● **Exercise requirements**:
Below are some records; repeat them all exactly, minus the pictures.

● **Data for the task**:
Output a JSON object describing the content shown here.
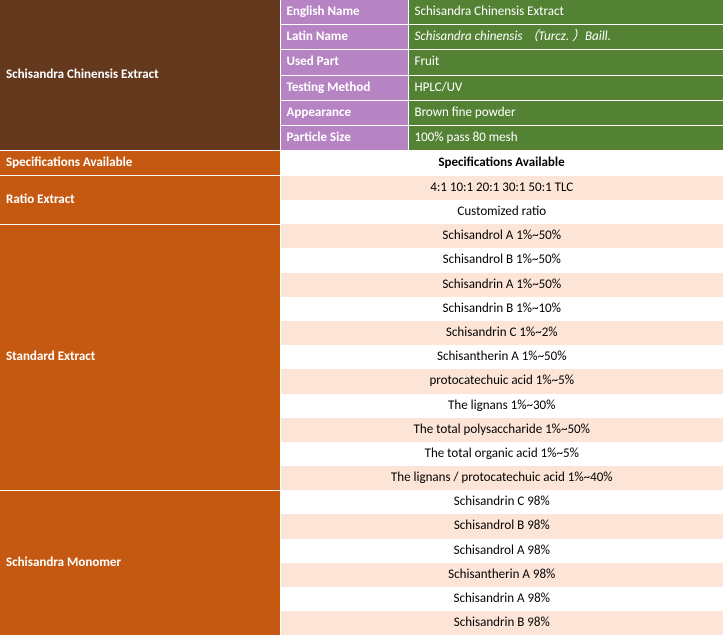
{
  "title": "Schisandra Chinensis Extract",
  "properties": [
    {
      "label": "English Name",
      "value": "Schisandra Chinensis Extract",
      "italic": false
    },
    {
      "label": "Latin Name",
      "value": "Schisandra chinensis  （Turcz. ）Baill.",
      "italic": true
    },
    {
      "label": "Used Part",
      "value": "Fruit",
      "italic": false
    },
    {
      "label": "Testing Method",
      "value": "HPLC/UV",
      "italic": false
    },
    {
      "label": "Appearance",
      "value": "Brown fine powder",
      "italic": false
    },
    {
      "label": "Particle Size",
      "value": "100% pass 80 mesh",
      "italic": false
    }
  ],
  "sectionHeader": "Specifications Available",
  "specHeader": "Specifications Available",
  "groups": [
    {
      "label": "Ratio Extract",
      "rows": [
        "4:1  10:1  20:1 30:1 50:1 TLC",
        "Customized ratio"
      ]
    },
    {
      "label": "Standard  Extract",
      "rows": [
        "Schisandrol A 1%~50%",
        "Schisandrol B 1%~50%",
        "Schisandrin A 1%~50%",
        "Schisandrin B 1%~10%",
        "Schisandrin C 1%~2%",
        "Schisantherin A 1%~50%",
        "protocatechuic acid 1%~5%",
        "The lignans 1%~30%",
        "The total polysaccharide  1%~50%",
        "The total organic acid 1%~5%",
        "The lignans / protocatechuic acid 1%~40%"
      ]
    },
    {
      "label": "Schisandra Monomer",
      "rows": [
        "Schisandrin C 98%",
        "Schisandrol B 98%",
        "Schisandrol A 98%",
        "Schisantherin A 98%",
        "Schisandrin A 98%",
        "Schisandrin B 98%"
      ]
    }
  ]
}
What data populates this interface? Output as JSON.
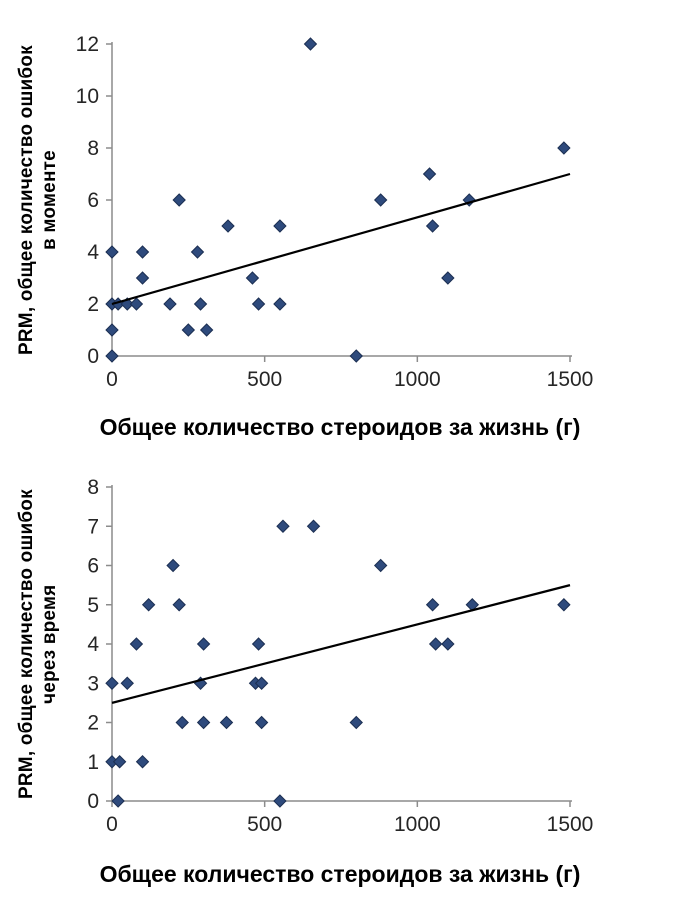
{
  "page": {
    "background": "#ffffff"
  },
  "chart_data": [
    {
      "type": "scatter",
      "title": "",
      "xlabel": "Общее количество стероидов за жизнь (г)",
      "ylabel": "PRM, общее количество ошибок в моменте",
      "xlim": [
        0,
        1500
      ],
      "ylim": [
        0,
        12
      ],
      "xticks": [
        0,
        500,
        1000,
        1500
      ],
      "yticks": [
        0,
        2,
        4,
        6,
        8,
        10,
        12
      ],
      "grid": "off",
      "legend": "none",
      "marker": "diamond",
      "marker_color": "#2E4A7C",
      "marker_edge": "#1C2F52",
      "axis_color": "#8C8C8C",
      "tick_label_color": "#262626",
      "trendline": {
        "x": [
          0,
          1500
        ],
        "y": [
          2.0,
          7.0
        ],
        "color": "#000000"
      },
      "points": [
        [
          0,
          0
        ],
        [
          800,
          0
        ],
        [
          0,
          1
        ],
        [
          250,
          1
        ],
        [
          310,
          1
        ],
        [
          0,
          2
        ],
        [
          20,
          2
        ],
        [
          50,
          2
        ],
        [
          80,
          2
        ],
        [
          190,
          2
        ],
        [
          290,
          2
        ],
        [
          480,
          2
        ],
        [
          550,
          2
        ],
        [
          100,
          3
        ],
        [
          460,
          3
        ],
        [
          1100,
          3
        ],
        [
          0,
          4
        ],
        [
          100,
          4
        ],
        [
          280,
          4
        ],
        [
          380,
          5
        ],
        [
          550,
          5
        ],
        [
          1050,
          5
        ],
        [
          220,
          6
        ],
        [
          880,
          6
        ],
        [
          1170,
          6
        ],
        [
          1040,
          7
        ],
        [
          1480,
          8
        ],
        [
          650,
          12
        ]
      ]
    },
    {
      "type": "scatter",
      "title": "",
      "xlabel": "Общее количество стероидов за жизнь (г)",
      "ylabel": "PRM, общее количество ошибок через время",
      "xlim": [
        0,
        1500
      ],
      "ylim": [
        0,
        8
      ],
      "xticks": [
        0,
        500,
        1000,
        1500
      ],
      "yticks": [
        0,
        1,
        2,
        3,
        4,
        5,
        6,
        7,
        8
      ],
      "grid": "off",
      "legend": "none",
      "marker": "diamond",
      "marker_color": "#2E4A7C",
      "marker_edge": "#1C2F52",
      "axis_color": "#8C8C8C",
      "tick_label_color": "#262626",
      "trendline": {
        "x": [
          0,
          1500
        ],
        "y": [
          2.5,
          5.5
        ],
        "color": "#000000"
      },
      "points": [
        [
          20,
          0
        ],
        [
          550,
          0
        ],
        [
          0,
          1
        ],
        [
          25,
          1
        ],
        [
          100,
          1
        ],
        [
          230,
          2
        ],
        [
          300,
          2
        ],
        [
          375,
          2
        ],
        [
          490,
          2
        ],
        [
          800,
          2
        ],
        [
          0,
          3
        ],
        [
          50,
          3
        ],
        [
          290,
          3
        ],
        [
          470,
          3
        ],
        [
          490,
          3
        ],
        [
          80,
          4
        ],
        [
          300,
          4
        ],
        [
          480,
          4
        ],
        [
          1060,
          4
        ],
        [
          1100,
          4
        ],
        [
          120,
          5
        ],
        [
          220,
          5
        ],
        [
          1050,
          5
        ],
        [
          1180,
          5
        ],
        [
          1480,
          5
        ],
        [
          200,
          6
        ],
        [
          880,
          6
        ],
        [
          560,
          7
        ],
        [
          660,
          7
        ]
      ]
    }
  ]
}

● **Response below**:
Output a JSON object describing the content shown here.
{
  "title": "Schisandra Chinensis Extract",
  "properties": [
    {
      "label": "English Name",
      "value": "Schisandra Chinensis Extract",
      "italic": false
    },
    {
      "label": "Latin Name",
      "value": "Schisandra chinensis  （Turcz. ）Baill.",
      "italic": true
    },
    {
      "label": "Used Part",
      "value": "Fruit",
      "italic": false
    },
    {
      "label": "Testing Method",
      "value": "HPLC/UV",
      "italic": false
    },
    {
      "label": "Appearance",
      "value": "Brown fine powder",
      "italic": false
    },
    {
      "label": "Particle Size",
      "value": "100% pass 80 mesh",
      "italic": false
    }
  ],
  "sectionHeader": "Specifications Available",
  "specHeader": "Specifications Available",
  "groups": [
    {
      "label": "Ratio Extract",
      "rows": [
        "4:1  10:1  20:1 30:1 50:1 TLC",
        "Customized ratio"
      ]
    },
    {
      "label": "Standard  Extract",
      "rows": [
        "Schisandrol A 1%~50%",
        "Schisandrol B 1%~50%",
        "Schisandrin A 1%~50%",
        "Schisandrin B 1%~10%",
        "Schisandrin C 1%~2%",
        "Schisantherin A 1%~50%",
        "protocatechuic acid 1%~5%",
        "The lignans 1%~30%",
        "The total polysaccharide  1%~50%",
        "The total organic acid 1%~5%",
        "The lignans / protocatechuic acid 1%~40%"
      ]
    },
    {
      "label": "Schisandra Monomer",
      "rows": [
        "Schisandrin C 98%",
        "Schisandrol B 98%",
        "Schisandrol A 98%",
        "Schisantherin A 98%",
        "Schisandrin A 98%",
        "Schisandrin B 98%"
      ]
    }
  ]
}
What data populates this interface? Output as JSON.
{
  "page": {
    "background": "#ffffff"
  },
  "chart_data": [
    {
      "type": "scatter",
      "title": "",
      "xlabel": "Общее количество стероидов за жизнь (г)",
      "ylabel": "PRM, общее количество ошибок в моменте",
      "xlim": [
        0,
        1500
      ],
      "ylim": [
        0,
        12
      ],
      "xticks": [
        0,
        500,
        1000,
        1500
      ],
      "yticks": [
        0,
        2,
        4,
        6,
        8,
        10,
        12
      ],
      "grid": "off",
      "legend": "none",
      "marker": "diamond",
      "marker_color": "#2E4A7C",
      "marker_edge": "#1C2F52",
      "axis_color": "#8C8C8C",
      "tick_label_color": "#262626",
      "trendline": {
        "x": [
          0,
          1500
        ],
        "y": [
          2.0,
          7.0
        ],
        "color": "#000000"
      },
      "points": [
        [
          0,
          0
        ],
        [
          800,
          0
        ],
        [
          0,
          1
        ],
        [
          250,
          1
        ],
        [
          310,
          1
        ],
        [
          0,
          2
        ],
        [
          20,
          2
        ],
        [
          50,
          2
        ],
        [
          80,
          2
        ],
        [
          190,
          2
        ],
        [
          290,
          2
        ],
        [
          480,
          2
        ],
        [
          550,
          2
        ],
        [
          100,
          3
        ],
        [
          460,
          3
        ],
        [
          1100,
          3
        ],
        [
          0,
          4
        ],
        [
          100,
          4
        ],
        [
          280,
          4
        ],
        [
          380,
          5
        ],
        [
          550,
          5
        ],
        [
          1050,
          5
        ],
        [
          220,
          6
        ],
        [
          880,
          6
        ],
        [
          1170,
          6
        ],
        [
          1040,
          7
        ],
        [
          1480,
          8
        ],
        [
          650,
          12
        ]
      ]
    },
    {
      "type": "scatter",
      "title": "",
      "xlabel": "Общее количество стероидов за жизнь (г)",
      "ylabel": "PRM, общее количество ошибок через время",
      "xlim": [
        0,
        1500
      ],
      "ylim": [
        0,
        8
      ],
      "xticks": [
        0,
        500,
        1000,
        1500
      ],
      "yticks": [
        0,
        1,
        2,
        3,
        4,
        5,
        6,
        7,
        8
      ],
      "grid": "off",
      "legend": "none",
      "marker": "diamond",
      "marker_color": "#2E4A7C",
      "marker_edge": "#1C2F52",
      "axis_color": "#8C8C8C",
      "tick_label_color": "#262626",
      "trendline": {
        "x": [
          0,
          1500
        ],
        "y": [
          2.5,
          5.5
        ],
        "color": "#000000"
      },
      "points": [
        [
          20,
          0
        ],
        [
          550,
          0
        ],
        [
          0,
          1
        ],
        [
          25,
          1
        ],
        [
          100,
          1
        ],
        [
          230,
          2
        ],
        [
          300,
          2
        ],
        [
          375,
          2
        ],
        [
          490,
          2
        ],
        [
          800,
          2
        ],
        [
          0,
          3
        ],
        [
          50,
          3
        ],
        [
          290,
          3
        ],
        [
          470,
          3
        ],
        [
          490,
          3
        ],
        [
          80,
          4
        ],
        [
          300,
          4
        ],
        [
          480,
          4
        ],
        [
          1060,
          4
        ],
        [
          1100,
          4
        ],
        [
          120,
          5
        ],
        [
          220,
          5
        ],
        [
          1050,
          5
        ],
        [
          1180,
          5
        ],
        [
          1480,
          5
        ],
        [
          200,
          6
        ],
        [
          880,
          6
        ],
        [
          560,
          7
        ],
        [
          660,
          7
        ]
      ]
    }
  ]
}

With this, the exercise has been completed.